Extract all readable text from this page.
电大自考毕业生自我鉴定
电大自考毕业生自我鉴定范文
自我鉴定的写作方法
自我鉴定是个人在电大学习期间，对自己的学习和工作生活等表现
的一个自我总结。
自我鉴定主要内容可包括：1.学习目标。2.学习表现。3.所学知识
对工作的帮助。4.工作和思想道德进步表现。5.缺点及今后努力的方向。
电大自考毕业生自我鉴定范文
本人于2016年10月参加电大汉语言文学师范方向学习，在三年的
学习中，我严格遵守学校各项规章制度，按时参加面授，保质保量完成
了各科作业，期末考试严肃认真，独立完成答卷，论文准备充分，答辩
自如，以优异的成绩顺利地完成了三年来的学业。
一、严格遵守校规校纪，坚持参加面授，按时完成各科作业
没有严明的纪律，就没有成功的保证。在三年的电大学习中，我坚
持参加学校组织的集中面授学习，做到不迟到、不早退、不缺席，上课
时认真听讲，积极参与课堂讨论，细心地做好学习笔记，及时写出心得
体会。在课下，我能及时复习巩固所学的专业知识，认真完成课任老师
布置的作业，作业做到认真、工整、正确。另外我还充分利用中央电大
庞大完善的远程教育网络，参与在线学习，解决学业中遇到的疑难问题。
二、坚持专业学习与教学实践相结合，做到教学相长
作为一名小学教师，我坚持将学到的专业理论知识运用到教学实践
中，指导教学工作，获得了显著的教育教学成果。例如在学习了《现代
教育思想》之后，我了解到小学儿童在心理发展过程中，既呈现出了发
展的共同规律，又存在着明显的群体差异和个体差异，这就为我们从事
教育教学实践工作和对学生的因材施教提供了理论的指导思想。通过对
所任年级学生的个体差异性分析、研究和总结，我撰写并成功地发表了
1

--- --- ---

CHALLENGE
Each line above is to be repeated exactly.

PROBLEM SOLUTION
Extract all readable text from this page.
电大自考毕业生自我鉴定
电大自考毕业生自我鉴定范文
自我鉴定的写作方法
自我鉴定是个人在电大学习期间，对自己的学习和工作生活等表现
的一个自我总结。
自我鉴定主要内容可包括：1.学习目标。2.学习表现。3.所学知识
对工作的帮助。4.工作和思想道德进步表现。5.缺点及今后努力的方向。
电大自考毕业生自我鉴定范文
本人于2016年10月参加电大汉语言文学师范方向学习，在三年的
学习中，我严格遵守学校各项规章制度，按时参加面授，保质保量完成
了各科作业，期末考试严肃认真，独立完成答卷，论文准备充分，答辩
自如，以优异的成绩顺利地完成了三年来的学业。
一、严格遵守校规校纪，坚持参加面授，按时完成各科作业
没有严明的纪律，就没有成功的保证。在三年的电大学习中，我坚
持参加学校组织的集中面授学习，做到不迟到、不早退、不缺席，上课
时认真听讲，积极参与课堂讨论，细心地做好学习笔记，及时写出心得
体会。在课下，我能及时复习巩固所学的专业知识，认真完成课任老师
布置的作业，作业做到认真、工整、正确。另外我还充分利用中央电大
庞大完善的远程教育网络，参与在线学习，解决学业中遇到的疑难问题。
二、坚持专业学习与教学实践相结合，做到教学相长
作为一名小学教师，我坚持将学到的专业理论知识运用到教学实践
中，指导教学工作，获得了显著的教育教学成果。例如在学习了《现代
教育思想》之后，我了解到小学儿童在心理发展过程中，既呈现出了发
展的共同规律，又存在着明显的群体差异和个体差异，这就为我们从事
教育教学实践工作和对学生的因材施教提供了理论的指导思想。通过对
所任年级学生的个体差异性分析、研究和总结，我撰写并成功地发表了
1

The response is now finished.